The records below are to be copied word for word, with every picture left out.

··········

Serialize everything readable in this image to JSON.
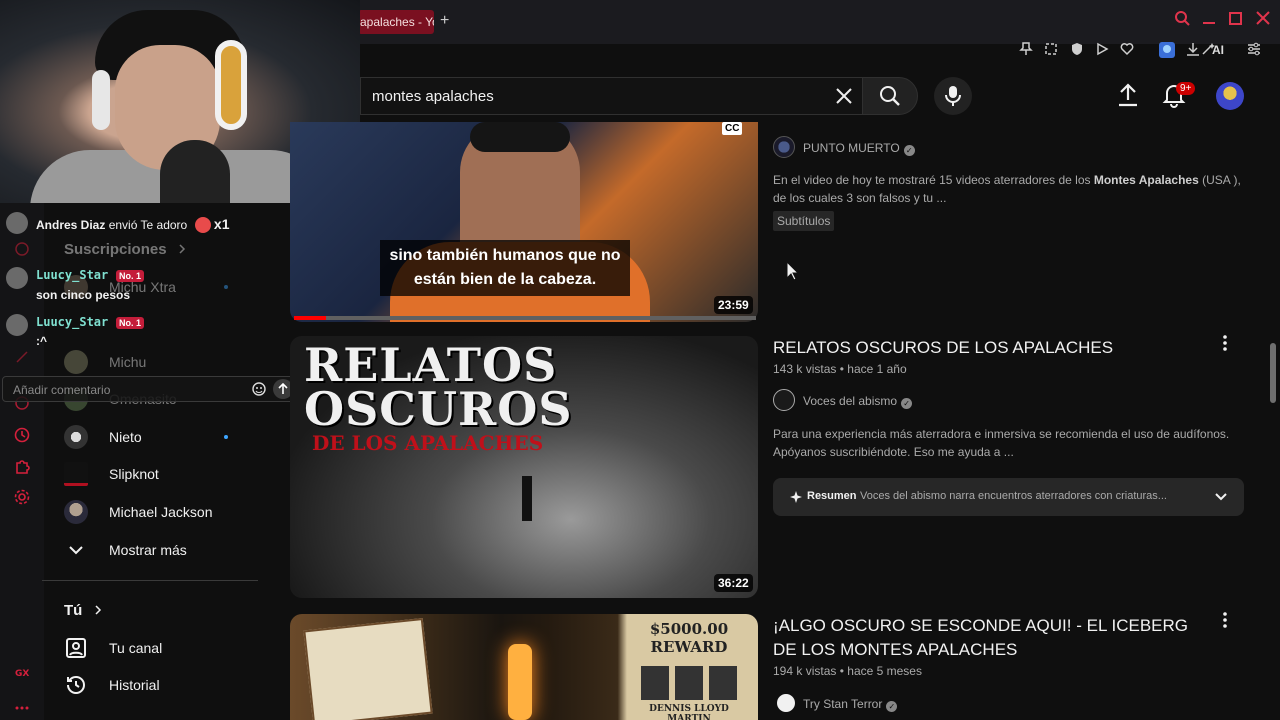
{
  "browser": {
    "tab_title": "apalaches - Yo",
    "new_tab": "+",
    "ai_label": "AI"
  },
  "header": {
    "search_value": "montes apalaches",
    "notif_badge": "9+"
  },
  "chat": {
    "messages": [
      {
        "name": "Andres Diaz",
        "text": "envió Te adoro",
        "count": "x1"
      },
      {
        "name": "Luucy_Star",
        "badge": "No. 1",
        "text": "son cinco pesos"
      },
      {
        "name": "Luucy_Star",
        "badge": "No. 1",
        "text": ":^"
      }
    ],
    "comment_placeholder": "Añadir comentario"
  },
  "sidebar": {
    "subscriptions_title": "Suscripciones",
    "subscriptions": [
      {
        "label": "Michu Xtra"
      },
      {
        "label": "Michu"
      },
      {
        "label": "Omenasito"
      },
      {
        "label": "Nieto"
      },
      {
        "label": "Slipknot"
      },
      {
        "label": "Michael Jackson"
      }
    ],
    "show_more": "Mostrar más",
    "you_title": "Tú",
    "you_items": [
      {
        "label": "Tu canal"
      },
      {
        "label": "Historial"
      }
    ]
  },
  "results": [
    {
      "channel": "PUNTO MUERTO",
      "description_plain_1": "En el video de hoy te mostraré 15 videos aterradores de los ",
      "description_bold": "Montes Apalaches",
      "description_plain_2": " (USA ), de los cuales 3 son falsos y tu ...",
      "chip": "Subtítulos",
      "caption": "sino también humanos que no están bien de la cabeza.",
      "cc": "CC",
      "duration": "23:59",
      "progress": 0.07
    },
    {
      "title": "RELATOS OSCUROS DE LOS APALACHES",
      "views": "143 k vistas",
      "age": "hace 1 año",
      "meta_sep": "•",
      "channel": "Voces del abismo",
      "description": "Para una experiencia más aterradora e inmersiva se recomienda el uso de audífonos. Apóyanos suscribiéndote. Eso me ayuda a ...",
      "summary_label": "Resumen",
      "summary_text": "Voces del abismo narra encuentros aterradores con criaturas...",
      "duration": "36:22",
      "thumb_text_1": "RELATOS",
      "thumb_text_2": "OSCUROS",
      "thumb_text_3": "DE LOS APALACHES"
    },
    {
      "title": "¡ALGO OSCURO SE ESCONDE AQUI! - EL ICEBERG DE LOS MONTES APALACHES",
      "views": "194 k vistas",
      "age": "hace 5 meses",
      "meta_sep": "•",
      "channel": "Try Stan Terror",
      "poster_title": "$5000.00 REWARD",
      "poster_names": "DENNIS LLOYD MARTIN"
    }
  ],
  "colors": {
    "accent": "#ff0000",
    "opera_red": "#e0344c",
    "bg": "#0f0f0f"
  }
}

··········

ANSWER:
Serialize everything readable in this image to JSON.
{
  "browser": {
    "tab_title": "apalaches - Yo",
    "new_tab": "+",
    "ai_label": "AI"
  },
  "header": {
    "search_value": "montes apalaches",
    "notif_badge": "9+"
  },
  "chat": {
    "messages": [
      {
        "name": "Andres Diaz",
        "text": "envió Te adoro",
        "count": "x1"
      },
      {
        "name": "Luucy_Star",
        "badge": "No. 1",
        "text": "son cinco pesos"
      },
      {
        "name": "Luucy_Star",
        "badge": "No. 1",
        "text": ":^"
      }
    ],
    "comment_placeholder": "Añadir comentario"
  },
  "sidebar": {
    "subscriptions_title": "Suscripciones",
    "subscriptions": [
      {
        "label": "Michu Xtra"
      },
      {
        "label": "Michu"
      },
      {
        "label": "Omenasito"
      },
      {
        "label": "Nieto"
      },
      {
        "label": "Slipknot"
      },
      {
        "label": "Michael Jackson"
      }
    ],
    "show_more": "Mostrar más",
    "you_title": "Tú",
    "you_items": [
      {
        "label": "Tu canal"
      },
      {
        "label": "Historial"
      }
    ]
  },
  "results": [
    {
      "channel": "PUNTO MUERTO",
      "description_plain_1": "En el video de hoy te mostraré 15 videos aterradores de los ",
      "description_bold": "Montes Apalaches",
      "description_plain_2": " (USA ), de los cuales 3 son falsos y tu ...",
      "chip": "Subtítulos",
      "caption": "sino también humanos que no están bien de la cabeza.",
      "cc": "CC",
      "duration": "23:59",
      "progress": 0.07
    },
    {
      "title": "RELATOS OSCUROS DE LOS APALACHES",
      "views": "143 k vistas",
      "age": "hace 1 año",
      "meta_sep": "•",
      "channel": "Voces del abismo",
      "description": "Para una experiencia más aterradora e inmersiva se recomienda el uso de audífonos. Apóyanos suscribiéndote. Eso me ayuda a ...",
      "summary_label": "Resumen",
      "summary_text": "Voces del abismo narra encuentros aterradores con criaturas...",
      "duration": "36:22",
      "thumb_text_1": "RELATOS",
      "thumb_text_2": "OSCUROS",
      "thumb_text_3": "DE LOS APALACHES"
    },
    {
      "title": "¡ALGO OSCURO SE ESCONDE AQUI! - EL ICEBERG DE LOS MONTES APALACHES",
      "views": "194 k vistas",
      "age": "hace 5 meses",
      "meta_sep": "•",
      "channel": "Try Stan Terror",
      "poster_title": "$5000.00 REWARD",
      "poster_names": "DENNIS LLOYD MARTIN"
    }
  ],
  "colors": {
    "accent": "#ff0000",
    "opera_red": "#e0344c",
    "bg": "#0f0f0f"
  }
}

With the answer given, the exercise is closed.